[Document extract Boundary: Start]

Every summer since 1989, I've led 2-3 days of Coastwalk's San Francisco Bay walk. It's a group project–part of the success of our local Coastwalk is we plan everything via potlucks, starting early in the year. Many people contribute their expertise to making a successful 4-6 day walk, soliciting cooks, arranging lodgings, thinking about logistics, writing letters, arranging insurance. I couldn't do what I do best without everyone's help. My specialty is figuring out a route through the city, or across the Golden Gate Bridge into the Marin Headlands, from one lodgings to the next, and figuring out all the logisitics including public transit, lunch stops, restrooms, etc.. Our route changes every year; some years we stick to the Bay side of the city, wandering the Embarcadero or Chinatown. Other years we head west along Lands End and Ocean Beach. I can hardly remember all the variations we've done over 20 years.
I used to lead regular walks for Golden Gate Hikers and tours of San Francisco's Japantown for Elderhostel and the National Japanese American Historical Society. But I don't do much of that anymore.
My regular walking gigs are getting out for a daily walk with my partner Shizue, and taking our grandkids out for walks in nature once a week. We go look at old ships, big sheep, puddles, shadows, and leaves. Hard to say who leads whom. The kids are 2 and 3-1/2, and they are changing so fast, taking stuff in. It's cool. They aren't necessarily fascinated by the same things you and I are. Perhaps views are more intriguing when you've been from here to there, and looked back from there to here.
In 2008-2009 I had the great pleasure of helping author David Weintraub update the 2nd edition of his guidebook Top Trails San Francisco Bay Area. For the first edition my sole involvement was drawing the maps (and laying out the book); this time I had responsibility to walk and field check all 44 hikes. I drove about 1500 miles in my trusty VW, mostly as long day trips.Challenges included planning my departure and return to avoid rush hours, and remembering to rest. Joys of the project included hitting the road early in the morning, being out in nature and communing with oak trees, dirt, grass, cows, turkeys, coyotes, and snakes. I got very religious about changing my socks before and after my hikes (Mom was right) and generally speaking my feet were pretty happy even when I was hiking 20-15 miles a day. Plus I lost 10 pounds (temporarily). I'll expand on this project in a future blog post.

[Document extract Boundary: End]
[Provided records Boundary: Start]

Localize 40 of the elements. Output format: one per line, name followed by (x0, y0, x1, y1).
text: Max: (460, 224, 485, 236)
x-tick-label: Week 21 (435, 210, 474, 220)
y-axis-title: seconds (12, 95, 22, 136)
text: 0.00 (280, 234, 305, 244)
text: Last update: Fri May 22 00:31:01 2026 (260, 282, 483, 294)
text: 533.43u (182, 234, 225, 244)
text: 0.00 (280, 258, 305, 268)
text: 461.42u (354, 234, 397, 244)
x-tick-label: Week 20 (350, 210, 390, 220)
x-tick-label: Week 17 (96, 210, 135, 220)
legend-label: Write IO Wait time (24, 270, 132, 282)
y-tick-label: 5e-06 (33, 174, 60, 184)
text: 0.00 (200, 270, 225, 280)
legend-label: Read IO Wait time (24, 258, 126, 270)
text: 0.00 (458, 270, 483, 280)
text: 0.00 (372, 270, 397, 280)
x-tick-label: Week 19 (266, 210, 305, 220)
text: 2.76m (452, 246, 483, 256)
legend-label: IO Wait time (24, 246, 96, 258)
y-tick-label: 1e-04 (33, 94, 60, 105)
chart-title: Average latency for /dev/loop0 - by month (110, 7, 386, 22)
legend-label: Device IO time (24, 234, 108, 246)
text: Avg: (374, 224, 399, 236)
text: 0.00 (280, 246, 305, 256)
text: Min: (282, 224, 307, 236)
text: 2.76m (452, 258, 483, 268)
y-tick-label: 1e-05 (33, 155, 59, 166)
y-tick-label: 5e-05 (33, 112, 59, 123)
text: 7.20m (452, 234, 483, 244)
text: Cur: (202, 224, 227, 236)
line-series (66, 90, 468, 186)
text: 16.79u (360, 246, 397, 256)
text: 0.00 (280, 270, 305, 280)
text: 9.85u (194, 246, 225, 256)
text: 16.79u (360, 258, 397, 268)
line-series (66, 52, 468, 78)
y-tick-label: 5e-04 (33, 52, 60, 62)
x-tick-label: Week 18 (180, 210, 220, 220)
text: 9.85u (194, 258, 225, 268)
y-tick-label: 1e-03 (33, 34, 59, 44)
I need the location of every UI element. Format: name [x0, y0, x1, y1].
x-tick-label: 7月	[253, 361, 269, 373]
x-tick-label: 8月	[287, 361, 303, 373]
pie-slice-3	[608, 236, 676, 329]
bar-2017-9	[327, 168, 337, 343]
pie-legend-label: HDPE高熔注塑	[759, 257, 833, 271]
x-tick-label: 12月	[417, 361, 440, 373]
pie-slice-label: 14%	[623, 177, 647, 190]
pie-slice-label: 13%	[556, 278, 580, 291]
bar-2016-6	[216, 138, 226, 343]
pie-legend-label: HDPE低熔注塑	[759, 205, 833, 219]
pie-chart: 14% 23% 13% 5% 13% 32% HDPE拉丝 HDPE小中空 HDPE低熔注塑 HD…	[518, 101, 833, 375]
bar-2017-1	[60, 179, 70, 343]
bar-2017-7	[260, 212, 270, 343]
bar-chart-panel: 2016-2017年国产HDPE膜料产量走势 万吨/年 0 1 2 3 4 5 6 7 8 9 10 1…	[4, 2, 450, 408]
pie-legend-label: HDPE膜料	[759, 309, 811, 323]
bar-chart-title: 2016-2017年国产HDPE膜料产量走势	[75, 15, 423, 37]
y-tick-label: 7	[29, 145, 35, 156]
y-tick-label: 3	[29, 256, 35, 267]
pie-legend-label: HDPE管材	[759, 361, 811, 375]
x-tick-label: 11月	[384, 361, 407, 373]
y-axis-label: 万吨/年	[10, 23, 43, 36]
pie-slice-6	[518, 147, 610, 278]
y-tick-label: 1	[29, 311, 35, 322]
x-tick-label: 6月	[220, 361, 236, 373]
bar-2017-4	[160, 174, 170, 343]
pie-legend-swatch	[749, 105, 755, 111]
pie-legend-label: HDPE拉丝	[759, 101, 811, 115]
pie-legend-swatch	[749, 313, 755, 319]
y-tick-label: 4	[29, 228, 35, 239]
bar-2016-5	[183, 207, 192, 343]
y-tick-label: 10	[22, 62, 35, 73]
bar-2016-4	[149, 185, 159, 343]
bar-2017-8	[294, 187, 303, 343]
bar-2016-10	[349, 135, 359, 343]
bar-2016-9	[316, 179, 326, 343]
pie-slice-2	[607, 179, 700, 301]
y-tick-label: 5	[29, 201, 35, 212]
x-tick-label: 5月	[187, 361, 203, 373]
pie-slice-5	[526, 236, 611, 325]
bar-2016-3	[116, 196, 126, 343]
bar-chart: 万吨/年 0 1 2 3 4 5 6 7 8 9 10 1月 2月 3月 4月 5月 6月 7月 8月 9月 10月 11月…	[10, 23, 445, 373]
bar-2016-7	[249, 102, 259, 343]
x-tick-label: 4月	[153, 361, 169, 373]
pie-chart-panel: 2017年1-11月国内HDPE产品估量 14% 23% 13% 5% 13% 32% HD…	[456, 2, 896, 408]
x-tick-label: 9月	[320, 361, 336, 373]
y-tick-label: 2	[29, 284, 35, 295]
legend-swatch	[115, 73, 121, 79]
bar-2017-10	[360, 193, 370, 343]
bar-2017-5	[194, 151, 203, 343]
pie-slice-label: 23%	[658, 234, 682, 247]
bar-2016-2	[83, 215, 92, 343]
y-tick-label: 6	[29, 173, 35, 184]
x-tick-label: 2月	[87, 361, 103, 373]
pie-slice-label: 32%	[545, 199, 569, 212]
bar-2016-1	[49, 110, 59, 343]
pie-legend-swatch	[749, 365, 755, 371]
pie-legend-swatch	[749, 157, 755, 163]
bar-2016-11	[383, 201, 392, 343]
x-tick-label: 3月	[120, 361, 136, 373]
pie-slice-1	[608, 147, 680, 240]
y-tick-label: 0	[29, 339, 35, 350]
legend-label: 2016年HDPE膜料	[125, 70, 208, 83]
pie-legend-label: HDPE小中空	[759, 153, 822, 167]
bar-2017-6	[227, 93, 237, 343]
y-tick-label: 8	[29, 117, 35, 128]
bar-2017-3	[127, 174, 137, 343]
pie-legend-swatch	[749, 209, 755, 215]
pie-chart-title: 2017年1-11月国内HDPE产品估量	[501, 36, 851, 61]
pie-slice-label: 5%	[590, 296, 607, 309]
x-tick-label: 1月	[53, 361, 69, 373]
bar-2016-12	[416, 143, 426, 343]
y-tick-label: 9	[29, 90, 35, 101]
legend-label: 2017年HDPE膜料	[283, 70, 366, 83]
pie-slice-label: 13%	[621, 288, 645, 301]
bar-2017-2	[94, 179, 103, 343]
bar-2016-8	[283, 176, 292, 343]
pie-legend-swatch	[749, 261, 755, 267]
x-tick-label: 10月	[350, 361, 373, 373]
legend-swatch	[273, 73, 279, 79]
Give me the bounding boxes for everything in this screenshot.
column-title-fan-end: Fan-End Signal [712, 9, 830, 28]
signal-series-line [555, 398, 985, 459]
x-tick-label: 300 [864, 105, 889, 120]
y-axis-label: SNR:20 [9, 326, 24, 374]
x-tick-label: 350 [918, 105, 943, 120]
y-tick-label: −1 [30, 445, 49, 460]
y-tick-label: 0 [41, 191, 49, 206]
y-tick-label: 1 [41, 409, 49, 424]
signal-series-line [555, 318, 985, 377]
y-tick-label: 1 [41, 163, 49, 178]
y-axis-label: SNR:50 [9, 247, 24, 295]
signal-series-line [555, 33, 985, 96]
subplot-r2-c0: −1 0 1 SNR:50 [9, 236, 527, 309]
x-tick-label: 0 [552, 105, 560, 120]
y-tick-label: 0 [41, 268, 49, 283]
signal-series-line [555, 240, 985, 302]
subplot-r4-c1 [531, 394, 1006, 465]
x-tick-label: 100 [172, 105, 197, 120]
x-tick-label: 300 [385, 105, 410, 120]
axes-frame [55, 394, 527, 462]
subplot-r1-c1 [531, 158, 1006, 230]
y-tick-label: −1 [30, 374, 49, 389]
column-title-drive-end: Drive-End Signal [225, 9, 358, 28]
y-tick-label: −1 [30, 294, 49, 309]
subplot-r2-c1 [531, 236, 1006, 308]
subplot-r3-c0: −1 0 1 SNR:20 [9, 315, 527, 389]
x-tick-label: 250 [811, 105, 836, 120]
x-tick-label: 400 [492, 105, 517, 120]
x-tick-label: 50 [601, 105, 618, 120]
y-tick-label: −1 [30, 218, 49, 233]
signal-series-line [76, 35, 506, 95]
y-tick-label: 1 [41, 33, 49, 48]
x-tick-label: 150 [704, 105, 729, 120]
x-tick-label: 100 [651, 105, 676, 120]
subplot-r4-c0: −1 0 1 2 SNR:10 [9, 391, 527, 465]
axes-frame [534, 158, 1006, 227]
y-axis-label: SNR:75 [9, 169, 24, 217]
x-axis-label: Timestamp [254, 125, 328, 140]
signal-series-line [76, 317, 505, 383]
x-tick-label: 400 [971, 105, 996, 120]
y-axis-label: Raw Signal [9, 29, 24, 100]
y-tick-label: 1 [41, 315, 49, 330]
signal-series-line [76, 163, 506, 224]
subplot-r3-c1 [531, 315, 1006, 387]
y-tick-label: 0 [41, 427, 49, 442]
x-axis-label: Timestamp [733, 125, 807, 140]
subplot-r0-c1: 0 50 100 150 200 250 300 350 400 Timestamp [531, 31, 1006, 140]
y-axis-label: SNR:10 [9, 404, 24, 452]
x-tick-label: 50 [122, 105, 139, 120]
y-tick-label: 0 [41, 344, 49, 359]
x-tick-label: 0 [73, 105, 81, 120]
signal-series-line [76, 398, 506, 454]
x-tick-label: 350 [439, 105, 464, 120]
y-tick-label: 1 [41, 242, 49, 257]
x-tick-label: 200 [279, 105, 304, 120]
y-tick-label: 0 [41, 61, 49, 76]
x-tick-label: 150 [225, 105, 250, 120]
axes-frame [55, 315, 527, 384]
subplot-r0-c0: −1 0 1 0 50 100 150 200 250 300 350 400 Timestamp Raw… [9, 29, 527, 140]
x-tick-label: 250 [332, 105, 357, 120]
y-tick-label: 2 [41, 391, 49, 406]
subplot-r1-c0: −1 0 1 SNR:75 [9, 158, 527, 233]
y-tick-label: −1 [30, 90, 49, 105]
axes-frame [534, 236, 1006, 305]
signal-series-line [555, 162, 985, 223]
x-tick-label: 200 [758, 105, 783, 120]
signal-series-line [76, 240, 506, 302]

[Provided records Boundary: End]

:: Questions ::
A: In the walking post, how many hikes did the writer walk and field check for the second edition of the guidebook?
B: Continue the walking post from where it stops.

:: Answers per task ::
A: All 44 hikes.

B:
Favorite Walks in San Francisco's Richmond District
Lobos Creek Dunes:
One of our regular walks is the strip of sand dunes and coastal scrub along Lobos Creek, at the southwest corner of the Presidio. The dunes are home to several endangered plant species, including dune gillia and sand verbinum [little yellow flowers and little purple flowers], and the coastal scrub is a fragment of the vegetation that used to blanket the city's sand dunes (areas now covered by streets and houses). The big hummocky dunes were built in the 1990s on the site of an old softball field and an overflow parking area for the Army Reserve (which occupied the red brick building now home to the Presidio Trust). Some of the sand came from the city's sewer transport tunnel under Lands End, best known as the cause of a spectacular sinkhole that swallowed two houses along Lincoln Blvd. several years ago.The restored habitat has evolved to the point where coastal scrub plants are starting to dominate and anchor the sand. Plants that seed in bare, windblown sand no longer find a place to grow, so GGNRA's habitat volunteers periodically pile of fresh sand at random places along the trail to mimic the loose sand found in the original dunes.
Lobos Creek runs along the south edge of the dunes, beneath a dense canopy of willows and Coast live oaks. The creek is fenced off because it is the Presidio's drinking water supply; you can see and hear it briefly where the boardwalk bends against the fence. Past the creek is a row of mansions; if we are having a serioius case of house envy, we head home via West Clay Terrace (1 block north of Lake St. via 22nd and 24th Aves.) so we can admire both the front and back of these Craftsman-era homes.
The Lobos Creek Dunes Interpretive Trail boardwalk runs east from Lincoln Blvd. near the Presidio Trust maintenance yard driveway. The dunes stretch eastward about 10 city blocks; the trail goes about halfway along this corridor before looping to higher ground. Theoretically the trail is wheelchair-accessible, though there are occasional steep stretches and it ends unceremoniously with no proper turnaround. There's a wide spot about 2/3 of the way along, where a short side path goes to a bench and an overlook (a nice place to do stretches and other exercises).
The boardwalk ends at a set of wooden stairs which leads to a 4-way junction with a wide, sandy trail from Lincoln Blvd. and Baker Beach. We turn right up the trail and ascend through an aging cypress plantation, enjoying occasional glimpes of the dune habitat in the valley below. At the top of the trail we turn right on Battery Caufield Road past the old Public Health Hospital (now being rebuilt as apartments). In 2010 a new trail will skirt the edge of the parking lot with an overlook of Lobos Creek Valley. If' we're out for a short walk, we angle right and exit the Presidio at 15th Ave.; for a longer walk we continue east past the old hospital buildings, along then under Highway 1 to Mountain Lake Park and beyond.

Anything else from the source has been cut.